[Objective] Make an exact transcription of the material, leaving out all images.

>> START Record excerpts

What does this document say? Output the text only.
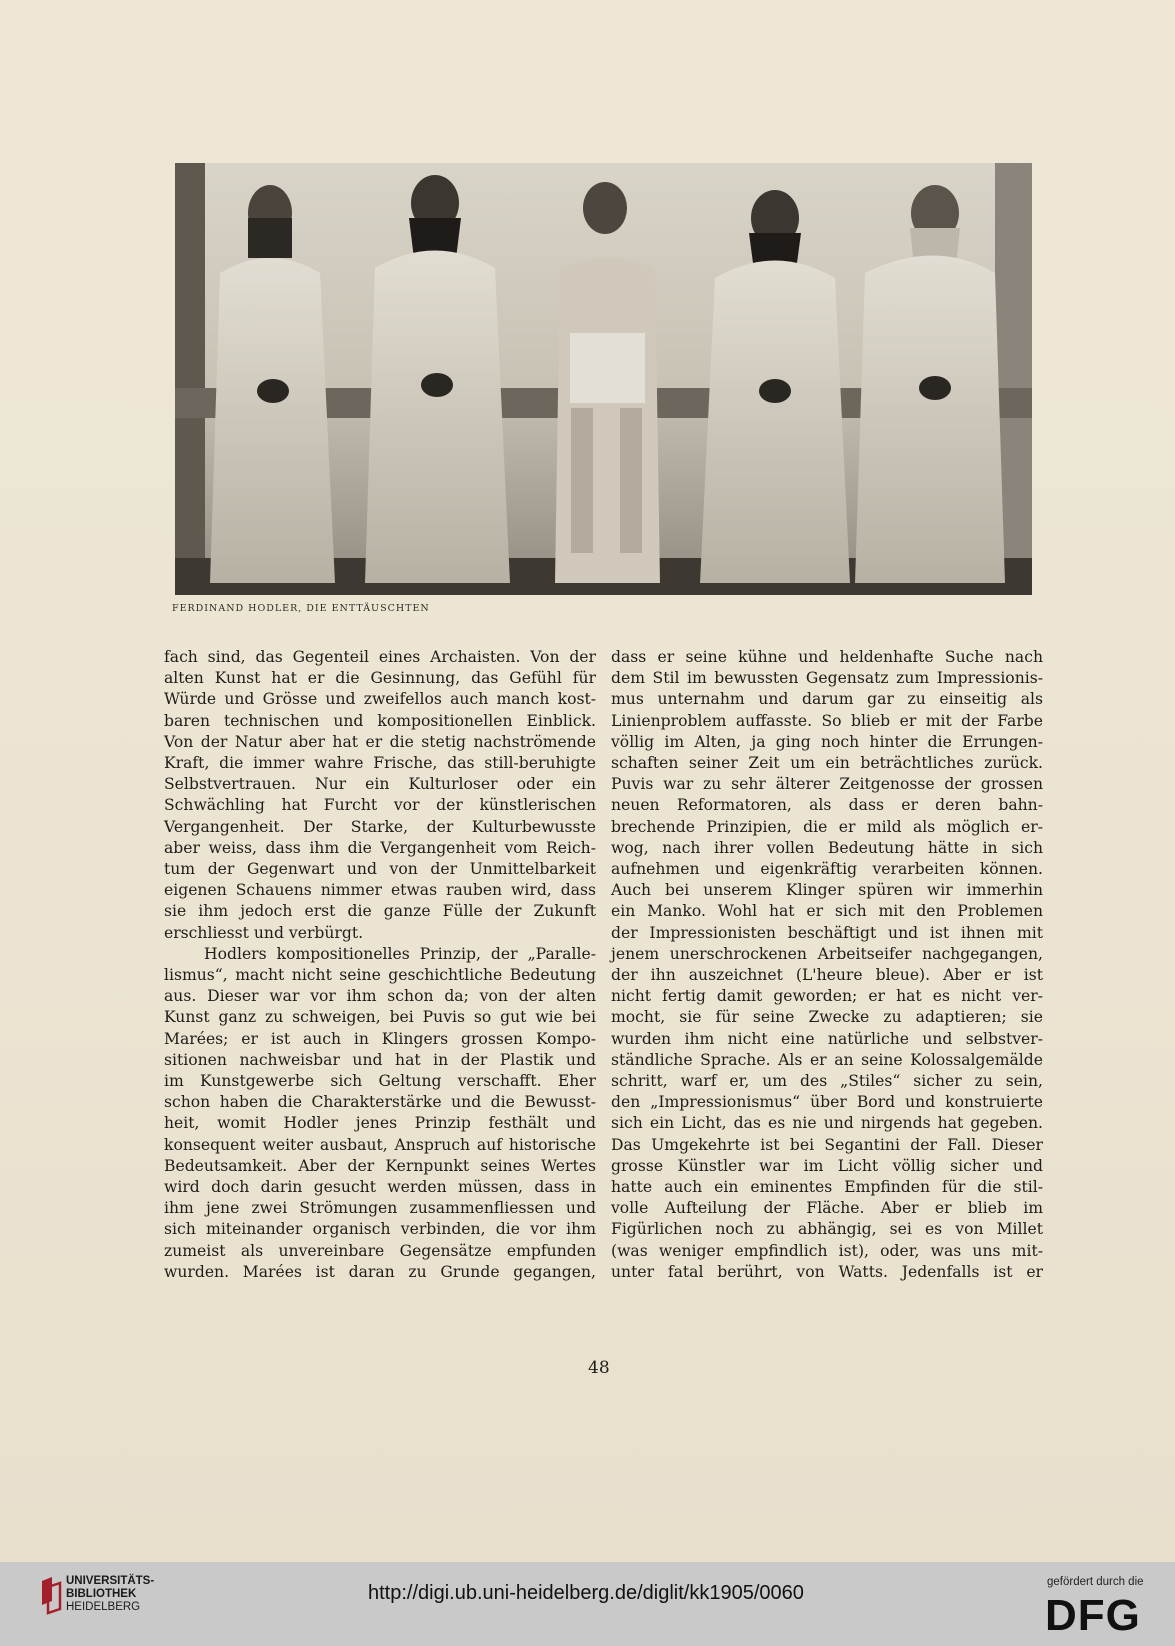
FERDINAND HODLER, DIE ENTTÄUSCHTEN

fach sind, das Gegenteil eines Archaisten. Von der
alten Kunst hat er die Gesinnung, das Gefühl für
Würde und Grösse und zweifellos auch manch kost-
baren technischen und kompositionellen Einblick.
Von der Natur aber hat er die stetig nachströmende
Kraft, die immer wahre Frische, das still-beruhigte
Selbstvertrauen. Nur ein Kulturloser oder ein
Schwächling hat Furcht vor der künstlerischen
Vergangenheit. Der Starke, der Kulturbewusste
aber weiss, dass ihm die Vergangenheit vom Reich-
tum der Gegenwart und von der Unmittelbarkeit
eigenen Schauens nimmer etwas rauben wird, dass
sie ihm jedoch erst die ganze Fülle der Zukunft
erschliesst und verbürgt.

Hodlers kompositionelles Prinzip, der „Paralle-
lismus“, macht nicht seine geschichtliche Bedeutung
aus. Dieser war vor ihm schon da; von der alten
Kunst ganz zu schweigen, bei Puvis so gut wie bei
Marées; er ist auch in Klingers grossen Kompo-
sitionen nachweisbar und hat in der Plastik und
im Kunstgewerbe sich Geltung verschafft. Eher
schon haben die Charakterstärke und die Bewusst-
heit, womit Hodler jenes Prinzip festhält und
konsequent weiter ausbaut, Anspruch auf historische
Bedeutsamkeit. Aber der Kernpunkt seines Wertes
wird doch darin gesucht werden müssen, dass in
ihm jene zwei Strömungen zusammenfliessen und
sich miteinander organisch verbinden, die vor ihm
zumeist als unvereinbare Gegensätze empfunden
wurden. Marées ist daran zu Grunde gegangen,

dass er seine kühne und heldenhafte Suche nach
dem Stil im bewussten Gegensatz zum Impressionis-
mus unternahm und darum gar zu einseitig als
Linienproblem auffasste. So blieb er mit der Farbe
völlig im Alten, ja ging noch hinter die Errungen-
schaften seiner Zeit um ein beträchtliches zurück.
Puvis war zu sehr älterer Zeitgenosse der grossen
neuen Reformatoren, als dass er deren bahn-
brechende Prinzipien, die er mild als möglich er-
wog, nach ihrer vollen Bedeutung hätte in sich
aufnehmen und eigenkräftig verarbeiten können.
Auch bei unserem Klinger spüren wir immerhin
ein Manko. Wohl hat er sich mit den Problemen
der Impressionisten beschäftigt und ist ihnen mit
jenem unerschrockenen Arbeitseifer nachgegangen,
der ihn auszeichnet (L'heure bleue). Aber er ist
nicht fertig damit geworden; er hat es nicht ver-
mocht, sie für seine Zwecke zu adaptieren; sie
wurden ihm nicht eine natürliche und selbstver-
ständliche Sprache. Als er an seine Kolossalgemälde
schritt, warf er, um des „Stiles“ sicher zu sein,
den „Impressionismus“ über Bord und konstruierte
sich ein Licht, das es nie und nirgends hat gegeben.
Das Umgekehrte ist bei Segantini der Fall. Dieser
grosse Künstler war im Licht völlig sicher und
hatte auch ein eminentes Empfinden für die stil-
volle Aufteilung der Fläche. Aber er blieb im
Figürlichen noch zu abhängig, sei es von Millet
(was weniger empfindlich ist), oder, was uns mit-
unter fatal berührt, von Watts. Jedenfalls ist er

48
UNIVERSITÄTS-
BIBLIOTHEK
HEIDELBERG
http://digi.ub.uni-heidelberg.de/diglit/kk1905/0060	gefördert durch die
DFG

>> END Record excerpts

[Response to this exercise]
What does this document say? Output the text only.
FERDINAND HODLER, DIE ENTTÄUSCHTEN

fach sind, das Gegenteil eines Archaisten. Von der
alten Kunst hat er die Gesinnung, das Gefühl für
Würde und Grösse und zweifellos auch manch kost-
baren technischen und kompositionellen Einblick.
Von der Natur aber hat er die stetig nachströmende
Kraft, die immer wahre Frische, das still-beruhigte
Selbstvertrauen. Nur ein Kulturloser oder ein
Schwächling hat Furcht vor der künstlerischen
Vergangenheit. Der Starke, der Kulturbewusste
aber weiss, dass ihm die Vergangenheit vom Reich-
tum der Gegenwart und von der Unmittelbarkeit
eigenen Schauens nimmer etwas rauben wird, dass
sie ihm jedoch erst die ganze Fülle der Zukunft
erschliesst und verbürgt.

Hodlers kompositionelles Prinzip, der „Paralle-
lismus“, macht nicht seine geschichtliche Bedeutung
aus. Dieser war vor ihm schon da; von der alten
Kunst ganz zu schweigen, bei Puvis so gut wie bei
Marées; er ist auch in Klingers grossen Kompo-
sitionen nachweisbar und hat in der Plastik und
im Kunstgewerbe sich Geltung verschafft. Eher
schon haben die Charakterstärke und die Bewusst-
heit, womit Hodler jenes Prinzip festhält und
konsequent weiter ausbaut, Anspruch auf historische
Bedeutsamkeit. Aber der Kernpunkt seines Wertes
wird doch darin gesucht werden müssen, dass in
ihm jene zwei Strömungen zusammenfliessen und
sich miteinander organisch verbinden, die vor ihm
zumeist als unvereinbare Gegensätze empfunden
wurden. Marées ist daran zu Grunde gegangen,

dass er seine kühne und heldenhafte Suche nach
dem Stil im bewussten Gegensatz zum Impressionis-
mus unternahm und darum gar zu einseitig als
Linienproblem auffasste. So blieb er mit der Farbe
völlig im Alten, ja ging noch hinter die Errungen-
schaften seiner Zeit um ein beträchtliches zurück.
Puvis war zu sehr älterer Zeitgenosse der grossen
neuen Reformatoren, als dass er deren bahn-
brechende Prinzipien, die er mild als möglich er-
wog, nach ihrer vollen Bedeutung hätte in sich
aufnehmen und eigenkräftig verarbeiten können.
Auch bei unserem Klinger spüren wir immerhin
ein Manko. Wohl hat er sich mit den Problemen
der Impressionisten beschäftigt und ist ihnen mit
jenem unerschrockenen Arbeitseifer nachgegangen,
der ihn auszeichnet (L'heure bleue). Aber er ist
nicht fertig damit geworden; er hat es nicht ver-
mocht, sie für seine Zwecke zu adaptieren; sie
wurden ihm nicht eine natürliche und selbstver-
ständliche Sprache. Als er an seine Kolossalgemälde
schritt, warf er, um des „Stiles“ sicher zu sein,
den „Impressionismus“ über Bord und konstruierte
sich ein Licht, das es nie und nirgends hat gegeben.
Das Umgekehrte ist bei Segantini der Fall. Dieser
grosse Künstler war im Licht völlig sicher und
hatte auch ein eminentes Empfinden für die stil-
volle Aufteilung der Fläche. Aber er blieb im
Figürlichen noch zu abhängig, sei es von Millet
(was weniger empfindlich ist), oder, was uns mit-
unter fatal berührt, von Watts. Jedenfalls ist er

48
UNIVERSITÄTS-
BIBLIOTHEK
HEIDELBERG
http://digi.ub.uni-heidelberg.de/diglit/kk1905/0060	gefördert durch die
DFG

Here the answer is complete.